-- start Dataset entries --
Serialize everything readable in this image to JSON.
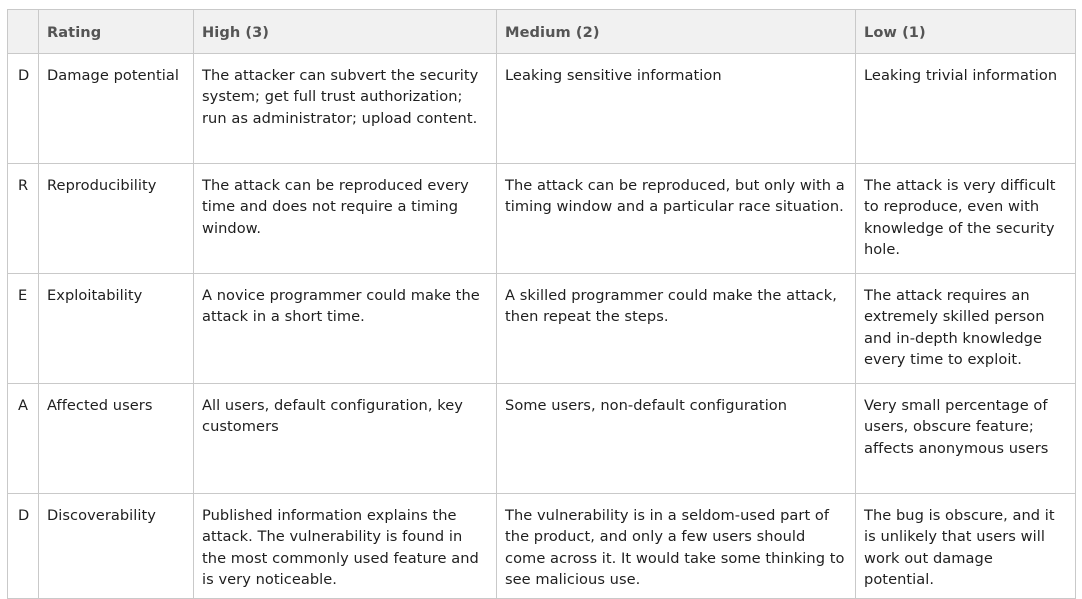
{
  "header": {
    "blank": "",
    "rating": "Rating",
    "high": "High (3)",
    "medium": "Medium (2)",
    "low": "Low (1)"
  },
  "rows": [
    {
      "letter": "D",
      "category": "Damage potential",
      "high": "The attacker can subvert the security system; get full trust authorization; run as administrator; upload content.",
      "medium": "Leaking sensitive information",
      "low": "Leaking trivial information"
    },
    {
      "letter": "R",
      "category": "Reproducibility",
      "high": "The attack can be reproduced every time and does not require a timing window.",
      "medium": "The attack can be reproduced, but only with a timing window and a particular race situation.",
      "low": "The attack is very difficult to reproduce, even with knowledge of the security hole."
    },
    {
      "letter": "E",
      "category": "Exploitability",
      "high": "A novice programmer could make the attack in a short time.",
      "medium": "A skilled programmer could make the attack, then repeat the steps.",
      "low": "The attack requires an extremely skilled person and in-depth knowledge every time to exploit."
    },
    {
      "letter": "A",
      "category": "Affected users",
      "high": "All users, default configuration, key customers",
      "medium": "Some users, non-default configuration",
      "low": "Very small percentage of users, obscure feature; affects anonymous users"
    },
    {
      "letter": "D",
      "category": "Discoverability",
      "high": "Published information explains the attack. The vulnerability is found in the most commonly used feature and is very noticeable.",
      "medium": "The vulnerability is in a seldom-used part of the product, and only a few users should come across it. It would take some thinking to see malicious use.",
      "low": "The bug is obscure, and it is unlikely that users will work out damage potential."
    }
  ]
}
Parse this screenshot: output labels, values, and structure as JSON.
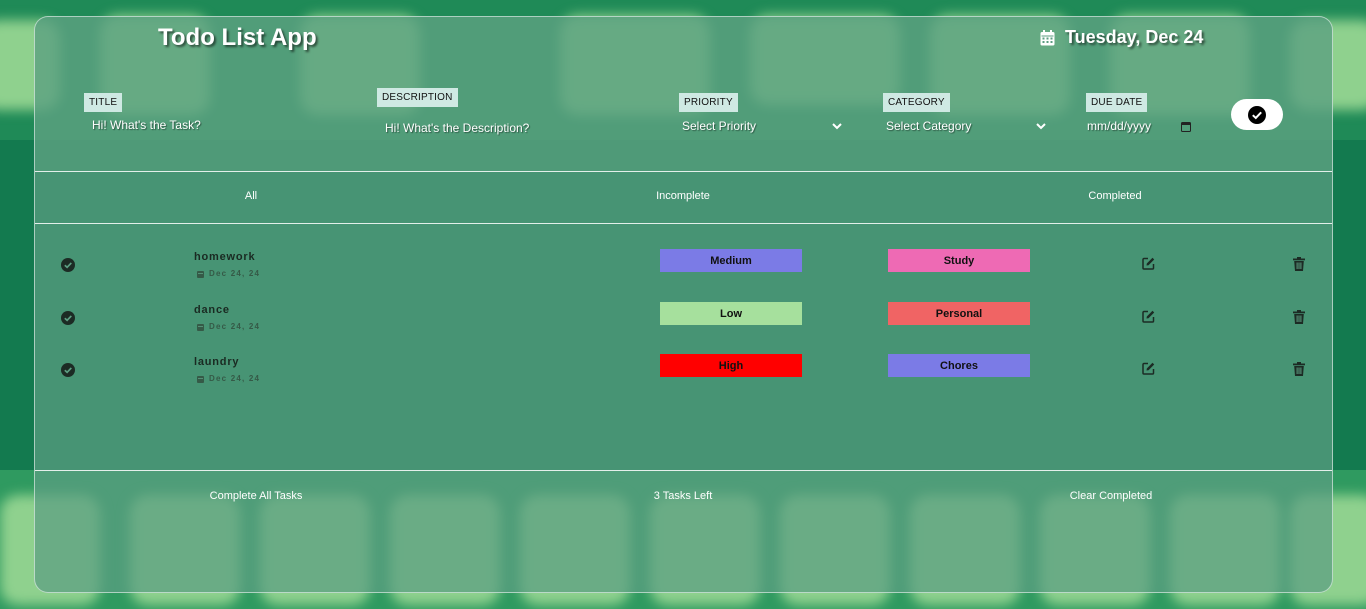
{
  "header": {
    "title": "Todo List App",
    "date": "Tuesday, Dec 24",
    "calendar_icon": "calendar-icon"
  },
  "form": {
    "title_label": "TITLE",
    "title_placeholder": "Hi! What's the Task?",
    "description_label": "DESCRIPTION",
    "description_placeholder": "Hi! What's the Description?",
    "priority_label": "PRIORITY",
    "priority_selected": "Select Priority",
    "category_label": "CATEGORY",
    "category_selected": "Select Category",
    "due_date_label": "DUE DATE",
    "due_date_placeholder": "mm/dd/yyyy",
    "submit_icon": "check-circle-icon"
  },
  "filters": [
    "All",
    "Incomplete",
    "Completed"
  ],
  "tasks": [
    {
      "title": "homework",
      "date": "Dec 24, 24",
      "priority": "Medium",
      "priority_color": "#7b7be6",
      "category": "Study",
      "category_color": "#ee6ab4"
    },
    {
      "title": "dance",
      "date": "Dec 24, 24",
      "priority": "Low",
      "priority_color": "#a6e09d",
      "category": "Personal",
      "category_color": "#f06464"
    },
    {
      "title": "laundry",
      "date": "Dec 24, 24",
      "priority": "High",
      "priority_color": "#ff0000",
      "category": "Chores",
      "category_color": "#7b7be6"
    }
  ],
  "footer": {
    "complete_all": "Complete All Tasks",
    "tasks_left": "3 Tasks Left",
    "clear_completed": "Clear Completed"
  }
}
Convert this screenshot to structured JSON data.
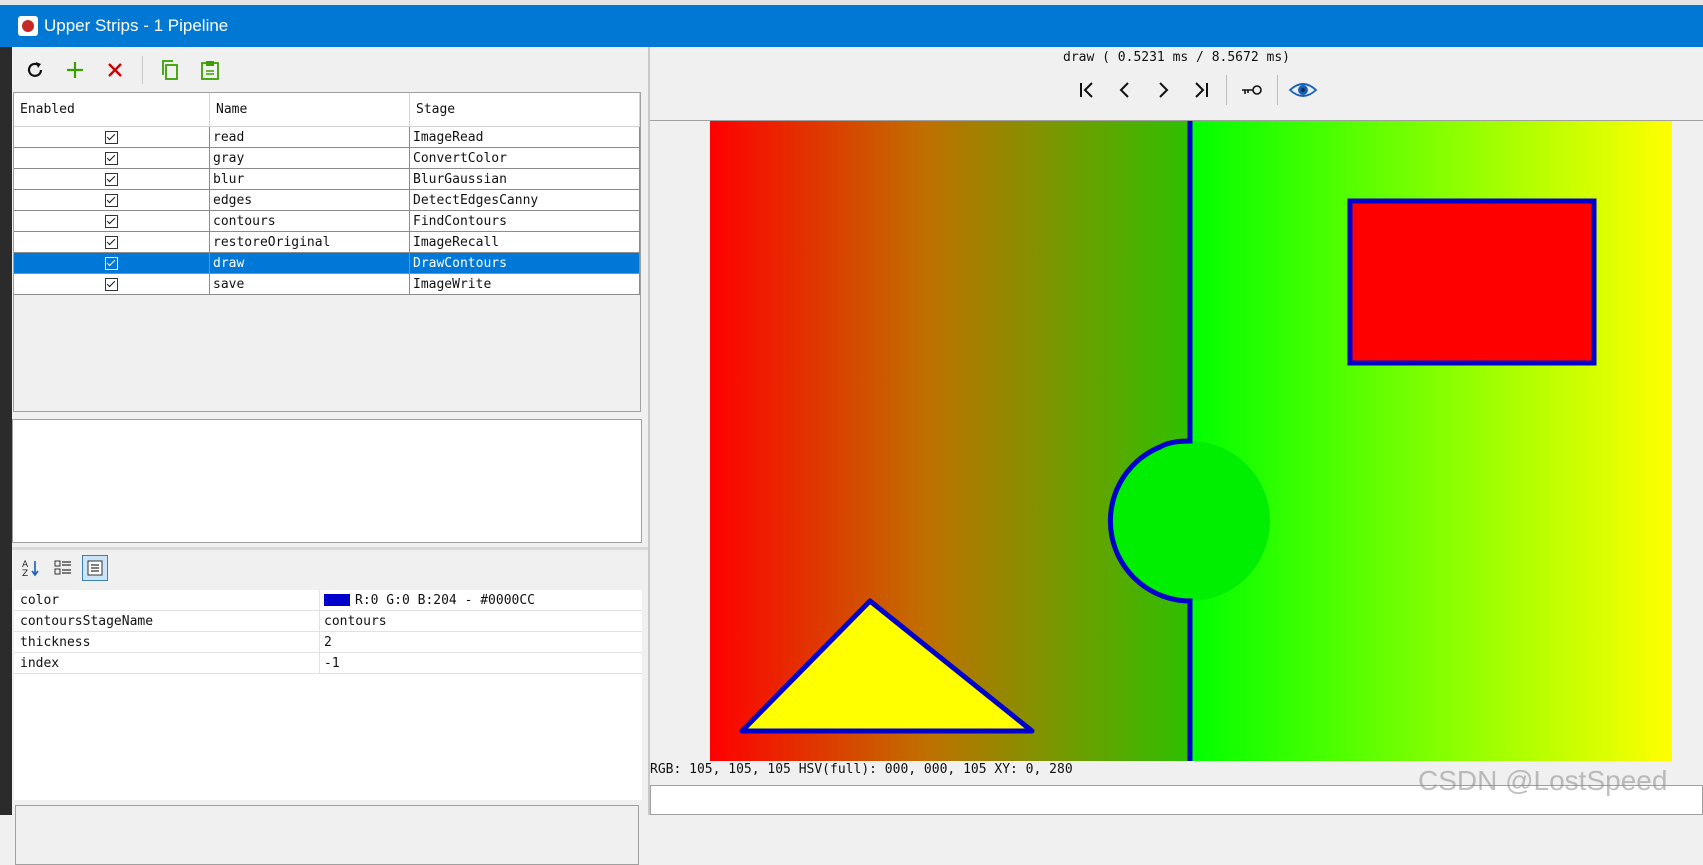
{
  "window": {
    "title": "Upper Strips - 1 Pipeline"
  },
  "toolbar": {
    "icons": [
      "refresh-icon",
      "add-icon",
      "delete-icon",
      "copy-icon",
      "paste-icon"
    ],
    "colors": {
      "refresh": "#111111",
      "add": "#3aa000",
      "delete": "#d00000",
      "copy": "#3aa000",
      "paste": "#3aa000"
    }
  },
  "table": {
    "headers": [
      "Enabled",
      "Name",
      "Stage"
    ],
    "rows": [
      {
        "enabled": true,
        "name": "read",
        "stage": "ImageRead"
      },
      {
        "enabled": true,
        "name": "gray",
        "stage": "ConvertColor"
      },
      {
        "enabled": true,
        "name": "blur",
        "stage": "BlurGaussian"
      },
      {
        "enabled": true,
        "name": "edges",
        "stage": "DetectEdgesCanny"
      },
      {
        "enabled": true,
        "name": "contours",
        "stage": "FindContours"
      },
      {
        "enabled": true,
        "name": "restoreOriginal",
        "stage": "ImageRecall"
      },
      {
        "enabled": true,
        "name": "draw",
        "stage": "DrawContours",
        "selected": true
      },
      {
        "enabled": true,
        "name": "save",
        "stage": "ImageWrite"
      }
    ]
  },
  "properties": {
    "toolbar_icons": [
      "sort-alphabetical-icon",
      "categorized-icon",
      "property-pages-icon"
    ],
    "rows": [
      {
        "name": "color",
        "value": "R:0 G:0 B:204 - #0000CC",
        "swatch": "#0000CC"
      },
      {
        "name": "contoursStageName",
        "value": "contours"
      },
      {
        "name": "thickness",
        "value": "2"
      },
      {
        "name": "index",
        "value": "-1"
      }
    ]
  },
  "viewer": {
    "timing": "draw ( 0.5231 ms / 8.5672 ms)",
    "nav_icons": [
      "first-icon",
      "prev-icon",
      "next-icon",
      "last-icon",
      "key-icon",
      "eye-icon"
    ],
    "status": "RGB: 105, 105, 105 HSV(full): 000, 000, 105 XY: 0, 280",
    "image_colors": {
      "gradient_left_start": "#ff0000",
      "gradient_left_mid": "#c07000",
      "gradient_left_end": "#00ff00",
      "gradient_right_end": "#ffff00",
      "contour": "#0000cc",
      "rect_fill": "#ff0000",
      "circle_fill": "#00ee00",
      "triangle_fill": "#ffff00"
    }
  },
  "watermark": "CSDN @LostSpeed"
}
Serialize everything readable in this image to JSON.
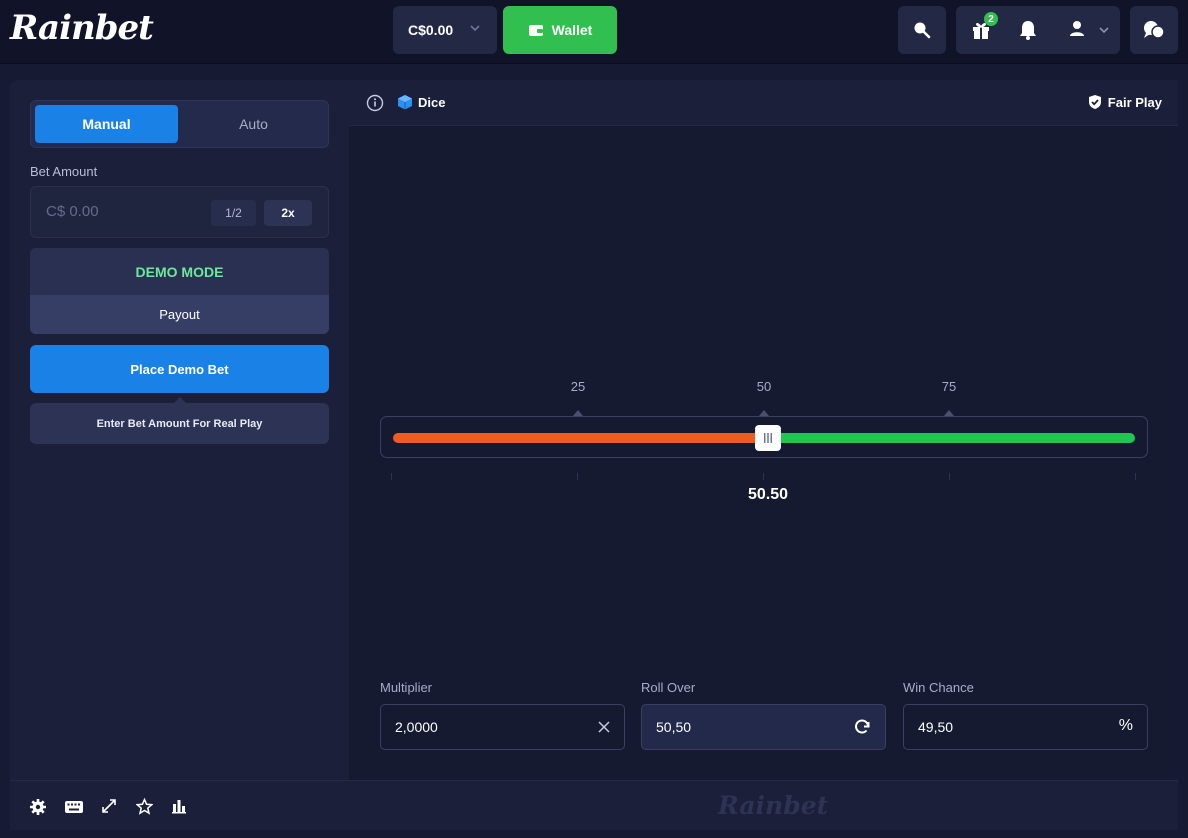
{
  "header": {
    "logo": "Rainbet",
    "balance": "C$0.00",
    "wallet_label": "Wallet",
    "notification_badge": "2"
  },
  "left": {
    "mode_manual": "Manual",
    "mode_auto": "Auto",
    "bet_amount_label": "Bet Amount",
    "bet_amount_placeholder": "C$ 0.00",
    "half_label": "1/2",
    "double_label": "2x",
    "demo_mode": "DEMO MODE",
    "payout_label": "Payout",
    "place_bet_label": "Place Demo Bet",
    "real_play_hint": "Enter Bet Amount For Real Play"
  },
  "game": {
    "title": "Dice",
    "fair_play": "Fair Play",
    "ticks": [
      "25",
      "50",
      "75"
    ],
    "slider_value": "50.50",
    "roll_over_fraction": 0.505,
    "colors": {
      "lose": "#f15a22",
      "win": "#23c552",
      "accent": "#1a81e6"
    },
    "multiplier_label": "Multiplier",
    "multiplier_value": "2,0000",
    "roll_over_label": "Roll Over",
    "roll_over_value": "50,50",
    "win_chance_label": "Win Chance",
    "win_chance_value": "49,50",
    "percent_symbol": "%"
  },
  "footer": {
    "logo": "Rainbet",
    "icons": [
      "gear-icon",
      "keyboard-icon",
      "expand-icon",
      "star-icon",
      "stats-icon"
    ]
  }
}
-- end Dataset entries --
_Short exercise_: Scan the material above for the string "security" and return the lines that hold it.

_Solution to the exercise_:
      "high": "The attacker can subvert the security system; get full trust authorization; run as administrator; upload content.",
      "low": "The attack is very difficult to reproduce, even with knowledge of the security hole."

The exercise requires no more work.